Skip every image and restate the data word for word.

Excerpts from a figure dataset
-- BEGIN --

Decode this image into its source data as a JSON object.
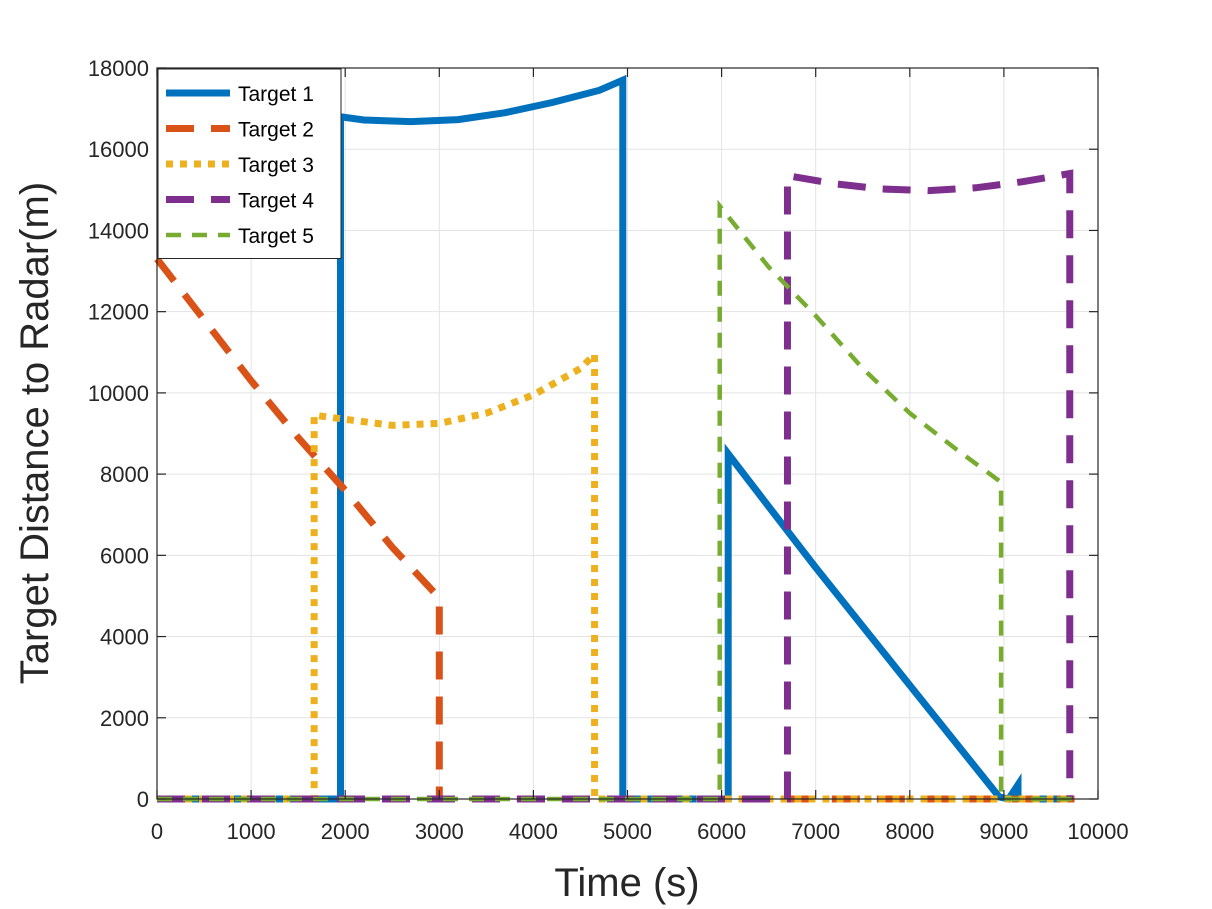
{
  "chart_data": {
    "type": "line",
    "title": "",
    "xlabel": "Time (s)",
    "ylabel": "Target Distance to Radar(m)",
    "xlim": [
      0,
      10000
    ],
    "ylim": [
      0,
      18000
    ],
    "xticks": [
      0,
      1000,
      2000,
      3000,
      4000,
      5000,
      6000,
      7000,
      8000,
      9000,
      10000
    ],
    "yticks": [
      0,
      2000,
      4000,
      6000,
      8000,
      10000,
      12000,
      14000,
      16000,
      18000
    ],
    "grid": true,
    "legend_position": "top-left",
    "series": [
      {
        "name": "Target 1",
        "color": "#0072BD",
        "style": "solid",
        "points": [
          [
            0,
            0
          ],
          [
            1950,
            0
          ],
          [
            1950,
            16800
          ],
          [
            2200,
            16720
          ],
          [
            2700,
            16680
          ],
          [
            3200,
            16730
          ],
          [
            3700,
            16900
          ],
          [
            4200,
            17150
          ],
          [
            4700,
            17450
          ],
          [
            4950,
            17700
          ],
          [
            4950,
            0
          ],
          [
            6070,
            0
          ],
          [
            6070,
            8500
          ],
          [
            6600,
            6900
          ],
          [
            7000,
            5700
          ],
          [
            8000,
            2800
          ],
          [
            8950,
            50
          ],
          [
            9050,
            0
          ],
          [
            9150,
            350
          ],
          [
            9150,
            0
          ],
          [
            9750,
            0
          ]
        ]
      },
      {
        "name": "Target 2",
        "color": "#D95319",
        "style": "dashed",
        "points": [
          [
            0,
            13300
          ],
          [
            500,
            11800
          ],
          [
            1000,
            10300
          ],
          [
            1500,
            8900
          ],
          [
            2000,
            7600
          ],
          [
            2500,
            6200
          ],
          [
            3000,
            4950
          ],
          [
            3000,
            0
          ],
          [
            9750,
            0
          ]
        ]
      },
      {
        "name": "Target 3",
        "color": "#EDB120",
        "style": "dotted",
        "points": [
          [
            0,
            0
          ],
          [
            1670,
            0
          ],
          [
            1670,
            9450
          ],
          [
            2000,
            9350
          ],
          [
            2500,
            9200
          ],
          [
            3000,
            9250
          ],
          [
            3500,
            9500
          ],
          [
            4000,
            9950
          ],
          [
            4500,
            10600
          ],
          [
            4650,
            10950
          ],
          [
            4650,
            0
          ],
          [
            9750,
            0
          ]
        ]
      },
      {
        "name": "Target 4",
        "color": "#7E2F8E",
        "style": "dashed",
        "points": [
          [
            0,
            0
          ],
          [
            6700,
            0
          ],
          [
            6700,
            15350
          ],
          [
            7200,
            15150
          ],
          [
            7700,
            15020
          ],
          [
            8200,
            14980
          ],
          [
            8700,
            15050
          ],
          [
            9200,
            15200
          ],
          [
            9700,
            15400
          ],
          [
            9700,
            0
          ]
        ]
      },
      {
        "name": "Target 5",
        "color": "#77AC30",
        "style": "dashed",
        "points": [
          [
            0,
            0
          ],
          [
            5980,
            0
          ],
          [
            5980,
            14600
          ],
          [
            6500,
            13100
          ],
          [
            7000,
            11900
          ],
          [
            7500,
            10600
          ],
          [
            8000,
            9500
          ],
          [
            8500,
            8600
          ],
          [
            8970,
            7800
          ],
          [
            8970,
            0
          ],
          [
            9750,
            0
          ]
        ]
      }
    ]
  }
}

-- END --

◆ **Final answer**
Decode this image into its source data as a JSON object.
{
  "chart_data": {
    "type": "line",
    "title": "",
    "xlabel": "Time (s)",
    "ylabel": "Target Distance to Radar(m)",
    "xlim": [
      0,
      10000
    ],
    "ylim": [
      0,
      18000
    ],
    "xticks": [
      0,
      1000,
      2000,
      3000,
      4000,
      5000,
      6000,
      7000,
      8000,
      9000,
      10000
    ],
    "yticks": [
      0,
      2000,
      4000,
      6000,
      8000,
      10000,
      12000,
      14000,
      16000,
      18000
    ],
    "grid": true,
    "legend_position": "top-left",
    "series": [
      {
        "name": "Target 1",
        "color": "#0072BD",
        "style": "solid",
        "points": [
          [
            0,
            0
          ],
          [
            1950,
            0
          ],
          [
            1950,
            16800
          ],
          [
            2200,
            16720
          ],
          [
            2700,
            16680
          ],
          [
            3200,
            16730
          ],
          [
            3700,
            16900
          ],
          [
            4200,
            17150
          ],
          [
            4700,
            17450
          ],
          [
            4950,
            17700
          ],
          [
            4950,
            0
          ],
          [
            6070,
            0
          ],
          [
            6070,
            8500
          ],
          [
            6600,
            6900
          ],
          [
            7000,
            5700
          ],
          [
            8000,
            2800
          ],
          [
            8950,
            50
          ],
          [
            9050,
            0
          ],
          [
            9150,
            350
          ],
          [
            9150,
            0
          ],
          [
            9750,
            0
          ]
        ]
      },
      {
        "name": "Target 2",
        "color": "#D95319",
        "style": "dashed",
        "points": [
          [
            0,
            13300
          ],
          [
            500,
            11800
          ],
          [
            1000,
            10300
          ],
          [
            1500,
            8900
          ],
          [
            2000,
            7600
          ],
          [
            2500,
            6200
          ],
          [
            3000,
            4950
          ],
          [
            3000,
            0
          ],
          [
            9750,
            0
          ]
        ]
      },
      {
        "name": "Target 3",
        "color": "#EDB120",
        "style": "dotted",
        "points": [
          [
            0,
            0
          ],
          [
            1670,
            0
          ],
          [
            1670,
            9450
          ],
          [
            2000,
            9350
          ],
          [
            2500,
            9200
          ],
          [
            3000,
            9250
          ],
          [
            3500,
            9500
          ],
          [
            4000,
            9950
          ],
          [
            4500,
            10600
          ],
          [
            4650,
            10950
          ],
          [
            4650,
            0
          ],
          [
            9750,
            0
          ]
        ]
      },
      {
        "name": "Target 4",
        "color": "#7E2F8E",
        "style": "dashed",
        "points": [
          [
            0,
            0
          ],
          [
            6700,
            0
          ],
          [
            6700,
            15350
          ],
          [
            7200,
            15150
          ],
          [
            7700,
            15020
          ],
          [
            8200,
            14980
          ],
          [
            8700,
            15050
          ],
          [
            9200,
            15200
          ],
          [
            9700,
            15400
          ],
          [
            9700,
            0
          ]
        ]
      },
      {
        "name": "Target 5",
        "color": "#77AC30",
        "style": "dashed",
        "points": [
          [
            0,
            0
          ],
          [
            5980,
            0
          ],
          [
            5980,
            14600
          ],
          [
            6500,
            13100
          ],
          [
            7000,
            11900
          ],
          [
            7500,
            10600
          ],
          [
            8000,
            9500
          ],
          [
            8500,
            8600
          ],
          [
            8970,
            7800
          ],
          [
            8970,
            0
          ],
          [
            9750,
            0
          ]
        ]
      }
    ]
  }
}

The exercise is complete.